Exercise goal >>
Write out the material again exactly, please, and omit the pictures.

Data section >>

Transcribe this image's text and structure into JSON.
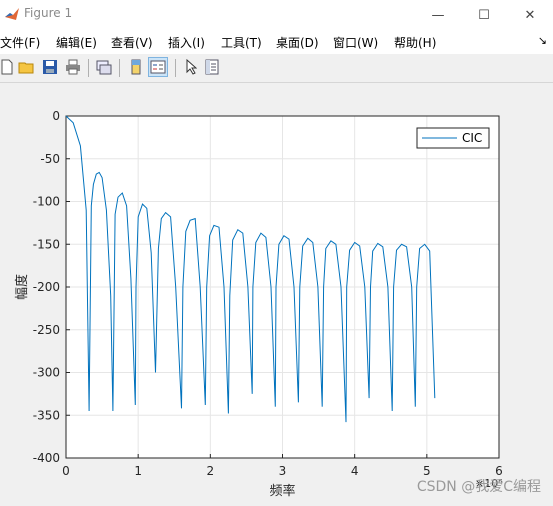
{
  "window": {
    "title": "Figure 1"
  },
  "window_controls": {
    "minimize": "—",
    "maximize": "☐",
    "close": "✕"
  },
  "menu": {
    "items": [
      "文件(F)",
      "编辑(E)",
      "查看(V)",
      "插入(I)",
      "工具(T)",
      "桌面(D)",
      "窗口(W)",
      "帮助(H)"
    ],
    "overflow": "↘"
  },
  "toolbar": {
    "buttons": [
      "new-figure-icon",
      "open-folder-icon",
      "save-icon",
      "print-icon",
      "link-plot-icon",
      "insert-colorbar-icon",
      "insert-legend-icon",
      "edit-plot-pointer-icon",
      "property-inspector-icon"
    ],
    "active": "insert-legend-icon"
  },
  "colors": {
    "line": "#0072bd",
    "grid": "#e6e6e6",
    "axes_bg": "#ffffff"
  },
  "chart_data": {
    "type": "line",
    "xlabel": "频率",
    "ylabel": "幅度",
    "xlim": [
      0,
      6
    ],
    "ylim": [
      -400,
      0
    ],
    "x_ticks": [
      "0",
      "1",
      "2",
      "3",
      "4",
      "5",
      "6"
    ],
    "y_ticks": [
      "0",
      "-50",
      "-100",
      "-150",
      "-200",
      "-250",
      "-300",
      "-350",
      "-400"
    ],
    "x_exponent": "×10⁶",
    "grid": true,
    "legend": {
      "entries": [
        "CIC"
      ],
      "placement": "top-right"
    },
    "series": [
      {
        "name": "CIC",
        "x": [
          0,
          0.1,
          0.2,
          0.28,
          0.32,
          0.35,
          0.38,
          0.42,
          0.46,
          0.5,
          0.56,
          0.62,
          0.65,
          0.68,
          0.72,
          0.78,
          0.84,
          0.9,
          0.96,
          0.97,
          1.0,
          1.06,
          1.12,
          1.18,
          1.24,
          1.28,
          1.32,
          1.38,
          1.45,
          1.52,
          1.6,
          1.62,
          1.66,
          1.72,
          1.79,
          1.86,
          1.93,
          1.95,
          1.99,
          2.05,
          2.12,
          2.19,
          2.25,
          2.27,
          2.31,
          2.38,
          2.45,
          2.52,
          2.58,
          2.59,
          2.63,
          2.7,
          2.77,
          2.84,
          2.9,
          2.91,
          2.95,
          3.02,
          3.09,
          3.16,
          3.22,
          3.24,
          3.28,
          3.35,
          3.42,
          3.49,
          3.55,
          3.57,
          3.6,
          3.67,
          3.74,
          3.81,
          3.88,
          3.89,
          3.93,
          4.0,
          4.07,
          4.14,
          4.2,
          4.22,
          4.25,
          4.32,
          4.39,
          4.46,
          4.52,
          4.54,
          4.58,
          4.65,
          4.72,
          4.79,
          4.84,
          4.86,
          4.9,
          4.97,
          5.04,
          5.11
        ],
        "y": [
          0,
          -8,
          -35,
          -110,
          -345,
          -105,
          -80,
          -68,
          -66,
          -72,
          -110,
          -210,
          -345,
          -115,
          -95,
          -90,
          -105,
          -190,
          -338,
          -200,
          -118,
          -103,
          -108,
          -160,
          -300,
          -155,
          -120,
          -113,
          -118,
          -200,
          -342,
          -200,
          -135,
          -122,
          -120,
          -200,
          -338,
          -200,
          -140,
          -128,
          -130,
          -200,
          -348,
          -210,
          -145,
          -133,
          -137,
          -200,
          -325,
          -200,
          -148,
          -137,
          -142,
          -200,
          -340,
          -200,
          -150,
          -140,
          -144,
          -200,
          -335,
          -200,
          -152,
          -143,
          -148,
          -200,
          -340,
          -200,
          -155,
          -146,
          -150,
          -200,
          -358,
          -200,
          -157,
          -148,
          -152,
          -200,
          -330,
          -200,
          -158,
          -149,
          -153,
          -200,
          -345,
          -200,
          -157,
          -150,
          -153,
          -200,
          -340,
          -200,
          -155,
          -150,
          -158,
          -330
        ]
      }
    ]
  },
  "watermark": "CSDN @我爱C编程"
}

Task answer >>
Transcribe this image's text and structure into JSON.
{
  "window": {
    "title": "Figure 1"
  },
  "window_controls": {
    "minimize": "—",
    "maximize": "☐",
    "close": "✕"
  },
  "menu": {
    "items": [
      "文件(F)",
      "编辑(E)",
      "查看(V)",
      "插入(I)",
      "工具(T)",
      "桌面(D)",
      "窗口(W)",
      "帮助(H)"
    ],
    "overflow": "↘"
  },
  "toolbar": {
    "buttons": [
      "new-figure-icon",
      "open-folder-icon",
      "save-icon",
      "print-icon",
      "link-plot-icon",
      "insert-colorbar-icon",
      "insert-legend-icon",
      "edit-plot-pointer-icon",
      "property-inspector-icon"
    ],
    "active": "insert-legend-icon"
  },
  "colors": {
    "line": "#0072bd",
    "grid": "#e6e6e6",
    "axes_bg": "#ffffff"
  },
  "chart_data": {
    "type": "line",
    "xlabel": "频率",
    "ylabel": "幅度",
    "xlim": [
      0,
      6
    ],
    "ylim": [
      -400,
      0
    ],
    "x_ticks": [
      "0",
      "1",
      "2",
      "3",
      "4",
      "5",
      "6"
    ],
    "y_ticks": [
      "0",
      "-50",
      "-100",
      "-150",
      "-200",
      "-250",
      "-300",
      "-350",
      "-400"
    ],
    "x_exponent": "×10⁶",
    "grid": true,
    "legend": {
      "entries": [
        "CIC"
      ],
      "placement": "top-right"
    },
    "series": [
      {
        "name": "CIC",
        "x": [
          0,
          0.1,
          0.2,
          0.28,
          0.32,
          0.35,
          0.38,
          0.42,
          0.46,
          0.5,
          0.56,
          0.62,
          0.65,
          0.68,
          0.72,
          0.78,
          0.84,
          0.9,
          0.96,
          0.97,
          1.0,
          1.06,
          1.12,
          1.18,
          1.24,
          1.28,
          1.32,
          1.38,
          1.45,
          1.52,
          1.6,
          1.62,
          1.66,
          1.72,
          1.79,
          1.86,
          1.93,
          1.95,
          1.99,
          2.05,
          2.12,
          2.19,
          2.25,
          2.27,
          2.31,
          2.38,
          2.45,
          2.52,
          2.58,
          2.59,
          2.63,
          2.7,
          2.77,
          2.84,
          2.9,
          2.91,
          2.95,
          3.02,
          3.09,
          3.16,
          3.22,
          3.24,
          3.28,
          3.35,
          3.42,
          3.49,
          3.55,
          3.57,
          3.6,
          3.67,
          3.74,
          3.81,
          3.88,
          3.89,
          3.93,
          4.0,
          4.07,
          4.14,
          4.2,
          4.22,
          4.25,
          4.32,
          4.39,
          4.46,
          4.52,
          4.54,
          4.58,
          4.65,
          4.72,
          4.79,
          4.84,
          4.86,
          4.9,
          4.97,
          5.04,
          5.11
        ],
        "y": [
          0,
          -8,
          -35,
          -110,
          -345,
          -105,
          -80,
          -68,
          -66,
          -72,
          -110,
          -210,
          -345,
          -115,
          -95,
          -90,
          -105,
          -190,
          -338,
          -200,
          -118,
          -103,
          -108,
          -160,
          -300,
          -155,
          -120,
          -113,
          -118,
          -200,
          -342,
          -200,
          -135,
          -122,
          -120,
          -200,
          -338,
          -200,
          -140,
          -128,
          -130,
          -200,
          -348,
          -210,
          -145,
          -133,
          -137,
          -200,
          -325,
          -200,
          -148,
          -137,
          -142,
          -200,
          -340,
          -200,
          -150,
          -140,
          -144,
          -200,
          -335,
          -200,
          -152,
          -143,
          -148,
          -200,
          -340,
          -200,
          -155,
          -146,
          -150,
          -200,
          -358,
          -200,
          -157,
          -148,
          -152,
          -200,
          -330,
          -200,
          -158,
          -149,
          -153,
          -200,
          -345,
          -200,
          -157,
          -150,
          -153,
          -200,
          -340,
          -200,
          -155,
          -150,
          -158,
          -330
        ]
      }
    ]
  },
  "watermark": "CSDN @我爱C编程"
}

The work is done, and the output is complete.